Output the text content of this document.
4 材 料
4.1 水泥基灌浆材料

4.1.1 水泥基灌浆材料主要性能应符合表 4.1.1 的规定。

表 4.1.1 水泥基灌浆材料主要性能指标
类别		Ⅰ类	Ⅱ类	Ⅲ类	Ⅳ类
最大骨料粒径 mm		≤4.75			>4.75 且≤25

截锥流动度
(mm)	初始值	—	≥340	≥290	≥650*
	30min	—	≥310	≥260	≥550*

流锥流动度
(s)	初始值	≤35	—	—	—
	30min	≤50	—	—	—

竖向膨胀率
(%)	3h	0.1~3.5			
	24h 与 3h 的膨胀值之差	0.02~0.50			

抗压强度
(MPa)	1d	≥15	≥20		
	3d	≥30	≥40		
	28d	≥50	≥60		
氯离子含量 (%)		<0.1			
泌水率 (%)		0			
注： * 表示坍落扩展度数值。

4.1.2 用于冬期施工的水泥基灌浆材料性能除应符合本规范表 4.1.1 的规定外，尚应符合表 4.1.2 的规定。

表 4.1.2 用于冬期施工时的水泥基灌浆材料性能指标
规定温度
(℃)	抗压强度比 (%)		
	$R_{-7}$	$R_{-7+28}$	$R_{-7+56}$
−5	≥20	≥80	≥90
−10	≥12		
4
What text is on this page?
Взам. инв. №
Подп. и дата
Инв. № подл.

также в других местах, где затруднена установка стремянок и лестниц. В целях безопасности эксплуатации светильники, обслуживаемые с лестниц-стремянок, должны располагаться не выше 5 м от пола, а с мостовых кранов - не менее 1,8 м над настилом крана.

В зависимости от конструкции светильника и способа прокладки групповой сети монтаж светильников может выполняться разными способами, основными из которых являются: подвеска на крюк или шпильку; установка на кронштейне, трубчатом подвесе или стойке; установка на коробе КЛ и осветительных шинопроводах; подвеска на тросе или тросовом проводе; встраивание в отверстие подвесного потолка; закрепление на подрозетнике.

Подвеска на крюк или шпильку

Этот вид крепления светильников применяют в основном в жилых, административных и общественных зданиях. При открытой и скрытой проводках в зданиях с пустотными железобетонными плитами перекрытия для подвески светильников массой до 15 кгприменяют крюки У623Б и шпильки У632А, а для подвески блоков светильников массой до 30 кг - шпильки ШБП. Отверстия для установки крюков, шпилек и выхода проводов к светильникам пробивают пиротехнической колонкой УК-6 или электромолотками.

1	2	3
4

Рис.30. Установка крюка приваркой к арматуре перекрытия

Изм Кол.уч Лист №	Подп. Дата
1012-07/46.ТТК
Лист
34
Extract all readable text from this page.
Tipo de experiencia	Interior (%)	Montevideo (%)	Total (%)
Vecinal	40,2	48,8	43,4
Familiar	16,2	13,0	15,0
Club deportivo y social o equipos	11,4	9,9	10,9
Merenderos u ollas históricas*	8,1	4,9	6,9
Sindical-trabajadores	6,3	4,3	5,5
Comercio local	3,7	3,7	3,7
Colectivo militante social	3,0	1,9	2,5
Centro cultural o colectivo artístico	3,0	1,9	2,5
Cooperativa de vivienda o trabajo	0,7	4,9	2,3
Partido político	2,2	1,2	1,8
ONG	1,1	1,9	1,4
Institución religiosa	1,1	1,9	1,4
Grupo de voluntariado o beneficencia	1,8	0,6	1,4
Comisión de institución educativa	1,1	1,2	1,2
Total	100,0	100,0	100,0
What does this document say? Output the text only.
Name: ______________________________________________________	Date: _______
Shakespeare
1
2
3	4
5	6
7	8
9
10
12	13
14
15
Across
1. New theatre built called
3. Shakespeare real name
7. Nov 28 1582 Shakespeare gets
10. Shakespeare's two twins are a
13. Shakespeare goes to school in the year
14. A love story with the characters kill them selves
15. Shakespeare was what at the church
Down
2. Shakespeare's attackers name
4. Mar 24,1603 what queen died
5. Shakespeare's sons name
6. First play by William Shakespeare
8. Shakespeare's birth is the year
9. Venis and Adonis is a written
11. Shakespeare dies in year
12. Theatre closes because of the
━━━
THE PROBLEM ::
Please reproduce each line exactly as written.

RESULT ::
Output the text content of this document.
4 材 料
4.1 水泥基灌浆材料

4.1.1 水泥基灌浆材料主要性能应符合表 4.1.1 的规定。

表 4.1.1 水泥基灌浆材料主要性能指标
类别		Ⅰ类	Ⅱ类	Ⅲ类	Ⅳ类
最大骨料粒径 mm		≤4.75			>4.75 且≤25

截锥流动度
(mm)	初始值	—	≥340	≥290	≥650*
	30min	—	≥310	≥260	≥550*

流锥流动度
(s)	初始值	≤35	—	—	—
	30min	≤50	—	—	—

竖向膨胀率
(%)	3h	0.1~3.5			
	24h 与 3h 的膨胀值之差	0.02~0.50			

抗压强度
(MPa)	1d	≥15	≥20		
	3d	≥30	≥40		
	28d	≥50	≥60		
氯离子含量 (%)		<0.1			
泌水率 (%)		0			
注： * 表示坍落扩展度数值。

4.1.2 用于冬期施工的水泥基灌浆材料性能除应符合本规范表 4.1.1 的规定外，尚应符合表 4.1.2 的规定。

表 4.1.2 用于冬期施工时的水泥基灌浆材料性能指标
规定温度
(℃)	抗压强度比 (%)		
	$R_{-7}$	$R_{-7+28}$	$R_{-7+56}$
−5	≥20	≥80	≥90
−10	≥12		
4
What text is on this page?
Взам. инв. №
Подп. и дата
Инв. № подл.

также в других местах, где затруднена установка стремянок и лестниц. В целях безопасности эксплуатации светильники, обслуживаемые с лестниц-стремянок, должны располагаться не выше 5 м от пола, а с мостовых кранов - не менее 1,8 м над настилом крана.

В зависимости от конструкции светильника и способа прокладки групповой сети монтаж светильников может выполняться разными способами, основными из которых являются: подвеска на крюк или шпильку; установка на кронштейне, трубчатом подвесе или стойке; установка на коробе КЛ и осветительных шинопроводах; подвеска на тросе или тросовом проводе; встраивание в отверстие подвесного потолка; закрепление на подрозетнике.

Подвеска на крюк или шпильку

Этот вид крепления светильников применяют в основном в жилых, административных и общественных зданиях. При открытой и скрытой проводках в зданиях с пустотными железобетонными плитами перекрытия для подвески светильников массой до 15 кгприменяют крюки У623Б и шпильки У632А, а для подвески блоков светильников массой до 30 кг - шпильки ШБП. Отверстия для установки крюков, шпилек и выхода проводов к светильникам пробивают пиротехнической колонкой УК-6 или электромолотками.

1	2	3
4

Рис.30. Установка крюка приваркой к арматуре перекрытия

Изм Кол.уч Лист №	Подп. Дата
1012-07/46.ТТК
Лист
34
Extract all readable text from this page.
Tipo de experiencia	Interior (%)	Montevideo (%)	Total (%)
Vecinal	40,2	48,8	43,4
Familiar	16,2	13,0	15,0
Club deportivo y social o equipos	11,4	9,9	10,9
Merenderos u ollas históricas*	8,1	4,9	6,9
Sindical-trabajadores	6,3	4,3	5,5
Comercio local	3,7	3,7	3,7
Colectivo militante social	3,0	1,9	2,5
Centro cultural o colectivo artístico	3,0	1,9	2,5
Cooperativa de vivienda o trabajo	0,7	4,9	2,3
Partido político	2,2	1,2	1,8
ONG	1,1	1,9	1,4
Institución religiosa	1,1	1,9	1,4
Grupo de voluntariado o beneficencia	1,8	0,6	1,4
Comisión de institución educativa	1,1	1,2	1,2
Total	100,0	100,0	100,0
What does this document say? Output the text only.
Name: ______________________________________________________	Date: _______
Shakespeare
1
2
3	4
5	6
7	8
9
10
12	13
14
15
Across
1. New theatre built called
3. Shakespeare real name
7. Nov 28 1582 Shakespeare gets
10. Shakespeare's two twins are a
13. Shakespeare goes to school in the year
14. A love story with the characters kill them selves
15. Shakespeare was what at the church
Down
2. Shakespeare's attackers name
4. Mar 24,1603 what queen died
5. Shakespeare's sons name
6. First play by William Shakespeare
8. Shakespeare's birth is the year
9. Venis and Adonis is a written
11. Shakespeare dies in year
12. Theatre closes because of the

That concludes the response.